**TASK DETAILS:** From the entries below, gather each line containing the word "LIMITED".

**DATA FOR THIS TASK:**
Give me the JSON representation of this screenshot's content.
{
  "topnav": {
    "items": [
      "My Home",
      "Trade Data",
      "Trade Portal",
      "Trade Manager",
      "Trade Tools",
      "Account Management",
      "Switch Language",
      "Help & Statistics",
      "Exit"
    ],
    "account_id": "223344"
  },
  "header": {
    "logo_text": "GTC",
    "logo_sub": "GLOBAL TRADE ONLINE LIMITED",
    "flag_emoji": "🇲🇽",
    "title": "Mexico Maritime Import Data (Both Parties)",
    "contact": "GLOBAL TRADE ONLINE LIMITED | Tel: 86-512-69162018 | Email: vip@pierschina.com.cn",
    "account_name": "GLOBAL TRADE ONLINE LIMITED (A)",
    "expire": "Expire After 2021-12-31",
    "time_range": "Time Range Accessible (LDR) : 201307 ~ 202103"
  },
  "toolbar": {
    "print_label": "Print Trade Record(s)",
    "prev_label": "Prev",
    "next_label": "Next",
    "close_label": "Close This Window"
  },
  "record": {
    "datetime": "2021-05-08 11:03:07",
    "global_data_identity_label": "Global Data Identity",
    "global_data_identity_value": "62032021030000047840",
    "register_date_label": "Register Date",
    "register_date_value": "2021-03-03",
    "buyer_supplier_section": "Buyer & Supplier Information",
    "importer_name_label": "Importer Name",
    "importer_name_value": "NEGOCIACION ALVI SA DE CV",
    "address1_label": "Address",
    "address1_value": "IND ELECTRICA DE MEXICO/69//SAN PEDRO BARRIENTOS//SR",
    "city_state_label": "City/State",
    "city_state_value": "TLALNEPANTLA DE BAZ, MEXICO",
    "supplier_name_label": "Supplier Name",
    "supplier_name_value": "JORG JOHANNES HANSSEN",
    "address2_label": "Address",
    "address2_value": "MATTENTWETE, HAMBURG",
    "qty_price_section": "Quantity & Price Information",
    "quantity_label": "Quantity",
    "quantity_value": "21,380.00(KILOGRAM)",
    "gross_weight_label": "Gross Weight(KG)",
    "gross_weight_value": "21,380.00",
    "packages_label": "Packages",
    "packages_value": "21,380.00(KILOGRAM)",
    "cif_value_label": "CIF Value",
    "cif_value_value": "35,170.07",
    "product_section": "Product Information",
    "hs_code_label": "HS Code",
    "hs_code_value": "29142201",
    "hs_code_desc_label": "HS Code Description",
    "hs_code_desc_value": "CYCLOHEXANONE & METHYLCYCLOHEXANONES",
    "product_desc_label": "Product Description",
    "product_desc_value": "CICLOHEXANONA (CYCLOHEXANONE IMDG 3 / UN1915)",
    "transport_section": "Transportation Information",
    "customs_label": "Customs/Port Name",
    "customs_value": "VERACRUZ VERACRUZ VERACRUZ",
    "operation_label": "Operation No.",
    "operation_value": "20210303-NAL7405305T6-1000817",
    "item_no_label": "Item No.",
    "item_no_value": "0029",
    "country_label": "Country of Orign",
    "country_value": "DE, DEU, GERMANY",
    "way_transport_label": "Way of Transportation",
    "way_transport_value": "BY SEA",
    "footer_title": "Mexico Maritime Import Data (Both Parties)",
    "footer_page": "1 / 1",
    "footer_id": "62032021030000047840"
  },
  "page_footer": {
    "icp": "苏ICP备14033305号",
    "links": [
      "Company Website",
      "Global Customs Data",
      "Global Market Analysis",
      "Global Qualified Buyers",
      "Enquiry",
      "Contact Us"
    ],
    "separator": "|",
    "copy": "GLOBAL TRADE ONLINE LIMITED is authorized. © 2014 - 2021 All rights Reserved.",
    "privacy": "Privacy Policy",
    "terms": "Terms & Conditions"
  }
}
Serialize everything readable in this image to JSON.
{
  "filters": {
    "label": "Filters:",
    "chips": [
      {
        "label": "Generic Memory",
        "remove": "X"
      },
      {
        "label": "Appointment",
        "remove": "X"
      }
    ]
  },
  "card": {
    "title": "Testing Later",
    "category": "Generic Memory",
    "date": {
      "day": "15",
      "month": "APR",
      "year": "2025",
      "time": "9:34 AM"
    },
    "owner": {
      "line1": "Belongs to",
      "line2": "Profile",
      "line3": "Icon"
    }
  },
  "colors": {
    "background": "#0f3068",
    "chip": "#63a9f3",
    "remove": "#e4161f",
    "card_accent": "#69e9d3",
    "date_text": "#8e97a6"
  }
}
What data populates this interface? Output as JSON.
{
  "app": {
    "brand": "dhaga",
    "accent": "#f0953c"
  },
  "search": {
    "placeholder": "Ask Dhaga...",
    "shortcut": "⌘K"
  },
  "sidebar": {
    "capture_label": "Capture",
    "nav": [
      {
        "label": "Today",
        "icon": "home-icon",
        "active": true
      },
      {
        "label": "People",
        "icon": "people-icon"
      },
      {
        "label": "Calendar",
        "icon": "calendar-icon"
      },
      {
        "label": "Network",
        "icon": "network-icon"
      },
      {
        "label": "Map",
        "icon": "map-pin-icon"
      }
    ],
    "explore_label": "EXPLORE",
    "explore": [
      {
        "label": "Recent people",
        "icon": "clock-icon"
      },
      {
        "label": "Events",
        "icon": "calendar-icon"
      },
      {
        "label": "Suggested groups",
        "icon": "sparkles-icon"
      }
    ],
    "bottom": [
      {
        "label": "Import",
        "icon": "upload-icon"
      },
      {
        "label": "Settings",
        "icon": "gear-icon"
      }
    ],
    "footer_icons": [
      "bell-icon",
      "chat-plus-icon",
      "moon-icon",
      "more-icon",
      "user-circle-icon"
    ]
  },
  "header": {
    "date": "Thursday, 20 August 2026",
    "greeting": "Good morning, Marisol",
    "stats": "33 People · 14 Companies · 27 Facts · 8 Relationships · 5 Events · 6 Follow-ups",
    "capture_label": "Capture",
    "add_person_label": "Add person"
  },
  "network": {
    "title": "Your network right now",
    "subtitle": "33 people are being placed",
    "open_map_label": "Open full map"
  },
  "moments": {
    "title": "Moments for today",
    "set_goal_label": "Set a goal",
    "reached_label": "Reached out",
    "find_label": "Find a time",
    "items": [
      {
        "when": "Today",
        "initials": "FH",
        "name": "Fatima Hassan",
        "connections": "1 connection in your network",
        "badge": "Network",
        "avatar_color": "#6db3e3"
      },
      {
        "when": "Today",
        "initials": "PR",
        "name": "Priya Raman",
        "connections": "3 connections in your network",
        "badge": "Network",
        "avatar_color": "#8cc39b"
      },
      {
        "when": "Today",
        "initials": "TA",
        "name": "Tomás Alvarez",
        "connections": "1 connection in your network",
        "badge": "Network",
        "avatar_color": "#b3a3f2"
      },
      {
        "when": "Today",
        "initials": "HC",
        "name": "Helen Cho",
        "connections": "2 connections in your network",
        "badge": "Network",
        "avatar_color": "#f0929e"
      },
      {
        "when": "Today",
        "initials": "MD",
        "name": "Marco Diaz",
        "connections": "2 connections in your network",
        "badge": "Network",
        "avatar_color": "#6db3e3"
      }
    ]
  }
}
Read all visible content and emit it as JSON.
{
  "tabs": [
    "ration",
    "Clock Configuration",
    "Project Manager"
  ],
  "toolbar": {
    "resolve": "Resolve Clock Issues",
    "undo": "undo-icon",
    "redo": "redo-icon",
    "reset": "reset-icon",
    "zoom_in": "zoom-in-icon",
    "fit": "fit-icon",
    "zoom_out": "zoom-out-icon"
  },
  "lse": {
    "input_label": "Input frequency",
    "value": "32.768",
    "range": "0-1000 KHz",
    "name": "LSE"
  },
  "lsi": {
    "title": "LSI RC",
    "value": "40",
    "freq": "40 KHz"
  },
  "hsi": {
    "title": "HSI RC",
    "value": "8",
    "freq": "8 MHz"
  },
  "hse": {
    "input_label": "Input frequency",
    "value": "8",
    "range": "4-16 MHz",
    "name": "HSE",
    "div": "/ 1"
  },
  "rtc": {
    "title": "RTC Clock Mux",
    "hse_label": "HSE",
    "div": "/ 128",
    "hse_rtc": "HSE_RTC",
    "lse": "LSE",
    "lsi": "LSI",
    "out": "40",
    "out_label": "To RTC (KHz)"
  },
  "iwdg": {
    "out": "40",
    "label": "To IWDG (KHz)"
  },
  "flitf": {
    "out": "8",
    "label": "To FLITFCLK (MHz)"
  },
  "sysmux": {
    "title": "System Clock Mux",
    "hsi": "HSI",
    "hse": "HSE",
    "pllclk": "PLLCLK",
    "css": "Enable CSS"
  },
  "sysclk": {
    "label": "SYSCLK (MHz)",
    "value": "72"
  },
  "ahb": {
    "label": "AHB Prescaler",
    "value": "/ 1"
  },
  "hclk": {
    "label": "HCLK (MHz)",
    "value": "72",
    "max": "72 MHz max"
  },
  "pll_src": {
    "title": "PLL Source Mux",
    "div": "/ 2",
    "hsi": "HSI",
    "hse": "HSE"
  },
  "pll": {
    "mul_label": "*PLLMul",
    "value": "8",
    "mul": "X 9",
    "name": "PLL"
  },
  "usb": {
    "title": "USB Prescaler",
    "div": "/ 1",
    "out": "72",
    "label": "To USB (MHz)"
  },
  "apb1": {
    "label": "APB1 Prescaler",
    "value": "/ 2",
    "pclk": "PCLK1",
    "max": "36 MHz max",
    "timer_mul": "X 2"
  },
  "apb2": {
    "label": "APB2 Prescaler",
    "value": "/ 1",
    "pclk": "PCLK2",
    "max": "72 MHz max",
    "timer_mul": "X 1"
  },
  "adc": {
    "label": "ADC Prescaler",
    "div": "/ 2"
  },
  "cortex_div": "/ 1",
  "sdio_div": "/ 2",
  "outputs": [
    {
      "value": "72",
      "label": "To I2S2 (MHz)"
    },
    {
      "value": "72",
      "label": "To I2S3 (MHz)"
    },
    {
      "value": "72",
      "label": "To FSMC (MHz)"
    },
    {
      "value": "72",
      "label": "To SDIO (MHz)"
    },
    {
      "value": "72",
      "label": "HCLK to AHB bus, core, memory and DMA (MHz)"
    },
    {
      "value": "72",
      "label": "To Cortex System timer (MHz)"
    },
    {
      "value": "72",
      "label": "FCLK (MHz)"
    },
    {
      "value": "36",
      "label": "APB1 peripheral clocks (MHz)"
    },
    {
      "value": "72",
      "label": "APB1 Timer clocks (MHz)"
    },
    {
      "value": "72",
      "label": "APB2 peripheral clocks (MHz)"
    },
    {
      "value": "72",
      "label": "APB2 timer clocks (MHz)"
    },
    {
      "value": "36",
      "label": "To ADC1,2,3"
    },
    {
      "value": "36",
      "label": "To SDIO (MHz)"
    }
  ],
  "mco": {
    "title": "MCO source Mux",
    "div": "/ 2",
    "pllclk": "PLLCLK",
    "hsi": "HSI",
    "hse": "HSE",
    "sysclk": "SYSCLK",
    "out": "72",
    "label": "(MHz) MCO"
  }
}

**EXERCISE RESULT:**
    "logo_sub": "GLOBAL TRADE ONLINE LIMITED",
    "contact": "GLOBAL TRADE ONLINE LIMITED | Tel: 86-512-69162018 | Email: vip@pierschina.com.cn",
    "account_name": "GLOBAL TRADE ONLINE LIMITED (A)",
    "copy": "GLOBAL TRADE ONLINE LIMITED is authorized. © 2014 - 2021 All rights Reserved.",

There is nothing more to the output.